- [Goal of the exercise]: Tell how many lines carry the word "title"; the reply is the number and nothing else.

++++ Records to use

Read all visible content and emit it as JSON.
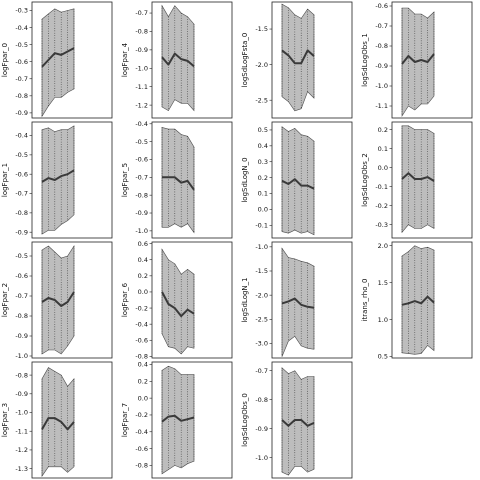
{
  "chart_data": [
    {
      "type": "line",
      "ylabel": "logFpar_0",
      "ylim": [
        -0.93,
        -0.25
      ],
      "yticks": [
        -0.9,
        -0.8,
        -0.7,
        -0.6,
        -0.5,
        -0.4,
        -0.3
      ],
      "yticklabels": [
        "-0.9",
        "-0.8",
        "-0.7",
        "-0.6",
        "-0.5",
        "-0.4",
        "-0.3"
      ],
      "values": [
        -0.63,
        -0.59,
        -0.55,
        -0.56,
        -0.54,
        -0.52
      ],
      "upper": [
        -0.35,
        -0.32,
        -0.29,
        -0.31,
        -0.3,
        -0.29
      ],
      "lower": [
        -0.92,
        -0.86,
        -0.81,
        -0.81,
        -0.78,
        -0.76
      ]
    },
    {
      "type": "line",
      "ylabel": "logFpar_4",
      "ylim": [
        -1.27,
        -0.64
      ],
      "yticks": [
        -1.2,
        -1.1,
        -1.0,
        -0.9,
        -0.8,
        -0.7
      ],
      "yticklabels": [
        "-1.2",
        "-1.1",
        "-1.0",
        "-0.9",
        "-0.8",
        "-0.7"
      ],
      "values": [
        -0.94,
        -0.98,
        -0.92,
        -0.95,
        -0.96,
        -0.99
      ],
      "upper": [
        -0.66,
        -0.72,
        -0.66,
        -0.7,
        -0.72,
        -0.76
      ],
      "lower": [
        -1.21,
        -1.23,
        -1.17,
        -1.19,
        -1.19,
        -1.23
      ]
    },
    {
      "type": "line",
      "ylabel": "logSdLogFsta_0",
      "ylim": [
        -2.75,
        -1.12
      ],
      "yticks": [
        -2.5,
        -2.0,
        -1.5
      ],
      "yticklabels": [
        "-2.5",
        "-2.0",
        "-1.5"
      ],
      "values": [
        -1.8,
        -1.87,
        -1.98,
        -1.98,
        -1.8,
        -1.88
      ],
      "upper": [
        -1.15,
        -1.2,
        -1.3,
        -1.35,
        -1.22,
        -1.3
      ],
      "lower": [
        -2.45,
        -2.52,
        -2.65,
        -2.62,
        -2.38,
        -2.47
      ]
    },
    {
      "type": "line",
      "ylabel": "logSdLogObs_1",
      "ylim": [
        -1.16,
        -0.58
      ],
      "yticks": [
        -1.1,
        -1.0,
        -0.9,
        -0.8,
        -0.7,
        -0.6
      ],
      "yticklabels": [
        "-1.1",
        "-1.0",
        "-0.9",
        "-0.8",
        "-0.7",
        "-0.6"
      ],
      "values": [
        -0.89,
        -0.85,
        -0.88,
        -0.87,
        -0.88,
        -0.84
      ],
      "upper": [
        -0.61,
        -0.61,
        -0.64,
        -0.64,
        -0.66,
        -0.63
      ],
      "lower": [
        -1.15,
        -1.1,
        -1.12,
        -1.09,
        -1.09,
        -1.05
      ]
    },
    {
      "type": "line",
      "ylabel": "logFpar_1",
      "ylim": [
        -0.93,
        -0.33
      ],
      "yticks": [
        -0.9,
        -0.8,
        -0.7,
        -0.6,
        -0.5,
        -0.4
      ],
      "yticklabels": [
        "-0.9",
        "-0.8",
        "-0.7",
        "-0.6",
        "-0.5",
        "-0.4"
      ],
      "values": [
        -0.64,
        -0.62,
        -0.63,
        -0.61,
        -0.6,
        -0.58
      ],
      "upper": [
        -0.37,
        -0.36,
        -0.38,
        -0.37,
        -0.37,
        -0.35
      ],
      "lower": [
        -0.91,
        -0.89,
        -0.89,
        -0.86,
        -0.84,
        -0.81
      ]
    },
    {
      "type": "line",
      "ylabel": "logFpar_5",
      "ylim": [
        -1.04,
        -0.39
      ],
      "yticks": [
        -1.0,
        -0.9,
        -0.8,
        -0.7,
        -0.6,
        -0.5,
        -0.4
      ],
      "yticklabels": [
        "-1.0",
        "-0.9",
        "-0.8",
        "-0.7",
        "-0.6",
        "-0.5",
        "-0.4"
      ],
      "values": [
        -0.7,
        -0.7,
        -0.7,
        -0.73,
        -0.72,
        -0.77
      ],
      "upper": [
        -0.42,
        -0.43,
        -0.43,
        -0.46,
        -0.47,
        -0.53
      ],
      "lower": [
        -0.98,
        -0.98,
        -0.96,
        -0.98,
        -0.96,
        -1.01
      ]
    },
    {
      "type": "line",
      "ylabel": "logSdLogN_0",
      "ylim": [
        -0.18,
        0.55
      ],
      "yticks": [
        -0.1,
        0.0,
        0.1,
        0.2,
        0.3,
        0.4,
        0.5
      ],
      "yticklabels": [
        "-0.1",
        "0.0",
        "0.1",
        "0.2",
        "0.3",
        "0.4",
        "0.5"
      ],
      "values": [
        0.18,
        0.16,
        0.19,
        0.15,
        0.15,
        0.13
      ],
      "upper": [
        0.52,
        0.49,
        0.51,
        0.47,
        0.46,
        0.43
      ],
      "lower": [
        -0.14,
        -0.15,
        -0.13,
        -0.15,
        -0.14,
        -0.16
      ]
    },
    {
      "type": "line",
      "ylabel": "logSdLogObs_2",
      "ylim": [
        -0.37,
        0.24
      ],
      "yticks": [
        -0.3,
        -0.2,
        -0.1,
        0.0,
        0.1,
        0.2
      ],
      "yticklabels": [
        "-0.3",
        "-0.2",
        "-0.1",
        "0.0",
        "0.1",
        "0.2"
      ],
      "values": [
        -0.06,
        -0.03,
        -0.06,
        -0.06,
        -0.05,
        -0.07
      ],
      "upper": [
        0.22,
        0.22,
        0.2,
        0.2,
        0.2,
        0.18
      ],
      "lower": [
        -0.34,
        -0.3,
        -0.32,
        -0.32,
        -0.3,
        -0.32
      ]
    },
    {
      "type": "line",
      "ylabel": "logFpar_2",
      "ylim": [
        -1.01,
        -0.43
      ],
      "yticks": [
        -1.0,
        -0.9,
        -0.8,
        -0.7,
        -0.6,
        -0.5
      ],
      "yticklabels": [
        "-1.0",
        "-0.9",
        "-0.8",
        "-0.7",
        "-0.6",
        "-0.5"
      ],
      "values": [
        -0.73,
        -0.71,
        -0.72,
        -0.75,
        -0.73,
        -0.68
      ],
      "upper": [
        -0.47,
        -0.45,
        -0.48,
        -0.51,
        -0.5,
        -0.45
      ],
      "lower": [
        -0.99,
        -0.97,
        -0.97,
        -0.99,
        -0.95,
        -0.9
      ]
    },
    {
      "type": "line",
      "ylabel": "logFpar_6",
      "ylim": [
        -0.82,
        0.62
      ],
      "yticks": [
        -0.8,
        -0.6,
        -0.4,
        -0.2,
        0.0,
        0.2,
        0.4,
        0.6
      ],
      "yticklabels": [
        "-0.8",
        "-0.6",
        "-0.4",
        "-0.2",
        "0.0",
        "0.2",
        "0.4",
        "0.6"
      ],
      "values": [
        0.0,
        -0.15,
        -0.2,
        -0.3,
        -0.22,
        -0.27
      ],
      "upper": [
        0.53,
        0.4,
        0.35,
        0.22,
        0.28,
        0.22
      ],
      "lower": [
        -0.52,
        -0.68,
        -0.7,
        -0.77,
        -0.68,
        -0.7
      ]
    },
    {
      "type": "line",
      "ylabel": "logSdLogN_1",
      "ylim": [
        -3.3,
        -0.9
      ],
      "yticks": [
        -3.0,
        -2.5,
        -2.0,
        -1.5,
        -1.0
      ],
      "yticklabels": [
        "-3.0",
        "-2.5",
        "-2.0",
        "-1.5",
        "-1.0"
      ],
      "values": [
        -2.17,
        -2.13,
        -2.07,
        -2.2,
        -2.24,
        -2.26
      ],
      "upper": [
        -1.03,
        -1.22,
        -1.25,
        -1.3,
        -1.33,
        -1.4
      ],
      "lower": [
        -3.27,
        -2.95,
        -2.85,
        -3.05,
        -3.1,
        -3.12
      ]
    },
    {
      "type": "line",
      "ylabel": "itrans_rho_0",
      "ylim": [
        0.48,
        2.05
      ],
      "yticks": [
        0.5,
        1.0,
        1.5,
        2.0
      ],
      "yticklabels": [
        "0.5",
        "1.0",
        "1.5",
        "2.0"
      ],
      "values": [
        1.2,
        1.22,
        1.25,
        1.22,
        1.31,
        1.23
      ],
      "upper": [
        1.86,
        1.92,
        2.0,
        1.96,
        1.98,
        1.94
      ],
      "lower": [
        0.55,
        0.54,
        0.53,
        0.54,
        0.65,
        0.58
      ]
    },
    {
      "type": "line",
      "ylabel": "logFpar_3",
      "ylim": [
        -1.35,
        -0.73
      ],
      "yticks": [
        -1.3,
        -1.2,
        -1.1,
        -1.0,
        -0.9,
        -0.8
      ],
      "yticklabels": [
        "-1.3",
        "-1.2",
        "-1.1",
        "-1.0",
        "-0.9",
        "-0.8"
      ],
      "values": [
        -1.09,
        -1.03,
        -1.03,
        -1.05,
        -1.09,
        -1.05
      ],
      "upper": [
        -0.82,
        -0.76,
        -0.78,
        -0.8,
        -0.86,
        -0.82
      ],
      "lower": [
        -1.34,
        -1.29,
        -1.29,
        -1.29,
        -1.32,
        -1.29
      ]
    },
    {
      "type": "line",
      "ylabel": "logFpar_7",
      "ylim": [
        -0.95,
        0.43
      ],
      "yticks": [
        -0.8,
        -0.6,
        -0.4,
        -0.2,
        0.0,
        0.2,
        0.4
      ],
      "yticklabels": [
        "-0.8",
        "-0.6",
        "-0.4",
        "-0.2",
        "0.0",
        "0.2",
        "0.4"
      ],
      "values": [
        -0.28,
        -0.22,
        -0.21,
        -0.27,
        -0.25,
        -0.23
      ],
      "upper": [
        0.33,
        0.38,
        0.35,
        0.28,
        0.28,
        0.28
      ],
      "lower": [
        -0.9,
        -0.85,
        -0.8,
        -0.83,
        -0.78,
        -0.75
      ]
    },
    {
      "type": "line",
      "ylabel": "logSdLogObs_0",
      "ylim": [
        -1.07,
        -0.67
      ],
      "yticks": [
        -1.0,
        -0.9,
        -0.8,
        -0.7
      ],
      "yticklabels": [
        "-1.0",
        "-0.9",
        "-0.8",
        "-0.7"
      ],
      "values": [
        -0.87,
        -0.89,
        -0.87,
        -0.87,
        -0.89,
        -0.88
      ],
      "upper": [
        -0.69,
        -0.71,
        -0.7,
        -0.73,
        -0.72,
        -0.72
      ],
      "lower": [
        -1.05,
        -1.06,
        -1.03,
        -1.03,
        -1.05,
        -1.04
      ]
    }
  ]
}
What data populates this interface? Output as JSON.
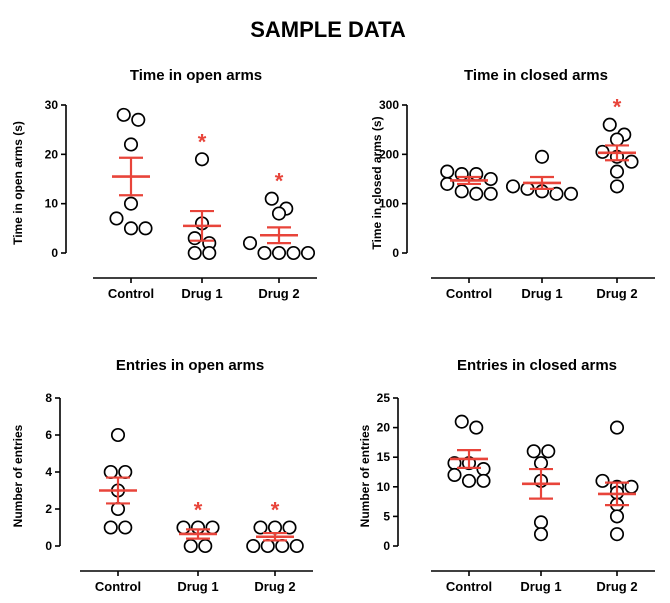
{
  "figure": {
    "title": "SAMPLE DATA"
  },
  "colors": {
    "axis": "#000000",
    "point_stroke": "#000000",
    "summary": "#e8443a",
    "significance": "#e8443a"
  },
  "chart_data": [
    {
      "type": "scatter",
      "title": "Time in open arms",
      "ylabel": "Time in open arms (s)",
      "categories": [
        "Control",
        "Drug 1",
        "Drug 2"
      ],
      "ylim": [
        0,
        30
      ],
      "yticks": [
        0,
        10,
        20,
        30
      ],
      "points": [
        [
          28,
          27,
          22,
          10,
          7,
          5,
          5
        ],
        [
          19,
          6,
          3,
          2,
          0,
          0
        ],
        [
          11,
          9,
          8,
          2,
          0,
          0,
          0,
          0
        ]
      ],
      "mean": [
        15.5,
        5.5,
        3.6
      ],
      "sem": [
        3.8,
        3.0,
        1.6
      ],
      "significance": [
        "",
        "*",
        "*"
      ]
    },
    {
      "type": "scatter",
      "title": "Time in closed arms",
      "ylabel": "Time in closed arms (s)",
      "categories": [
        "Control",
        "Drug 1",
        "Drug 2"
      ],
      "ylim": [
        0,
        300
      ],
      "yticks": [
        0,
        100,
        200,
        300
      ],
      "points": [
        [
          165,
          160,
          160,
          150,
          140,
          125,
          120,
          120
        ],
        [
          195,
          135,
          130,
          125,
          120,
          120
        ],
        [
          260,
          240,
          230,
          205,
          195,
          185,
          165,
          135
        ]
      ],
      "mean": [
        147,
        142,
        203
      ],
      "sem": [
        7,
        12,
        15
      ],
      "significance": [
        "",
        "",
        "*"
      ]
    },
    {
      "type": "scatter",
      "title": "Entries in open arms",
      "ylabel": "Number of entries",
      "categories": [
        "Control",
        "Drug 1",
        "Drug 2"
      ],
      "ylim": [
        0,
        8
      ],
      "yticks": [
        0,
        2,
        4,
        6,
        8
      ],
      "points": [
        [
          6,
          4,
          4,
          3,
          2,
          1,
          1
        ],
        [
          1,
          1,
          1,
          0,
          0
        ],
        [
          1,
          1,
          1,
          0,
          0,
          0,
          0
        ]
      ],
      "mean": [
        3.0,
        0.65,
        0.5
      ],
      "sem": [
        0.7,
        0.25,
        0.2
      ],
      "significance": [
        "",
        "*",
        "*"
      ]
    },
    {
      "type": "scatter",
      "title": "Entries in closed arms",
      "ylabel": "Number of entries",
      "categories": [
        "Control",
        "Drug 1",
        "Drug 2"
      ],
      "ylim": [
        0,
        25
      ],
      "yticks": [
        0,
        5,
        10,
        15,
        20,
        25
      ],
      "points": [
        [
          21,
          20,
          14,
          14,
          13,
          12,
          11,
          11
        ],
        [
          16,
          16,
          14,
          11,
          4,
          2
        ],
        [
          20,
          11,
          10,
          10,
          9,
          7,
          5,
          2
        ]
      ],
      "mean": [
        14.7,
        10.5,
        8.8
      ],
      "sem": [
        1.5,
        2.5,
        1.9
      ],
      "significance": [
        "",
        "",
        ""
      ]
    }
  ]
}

++++++++

- [Task output]: 5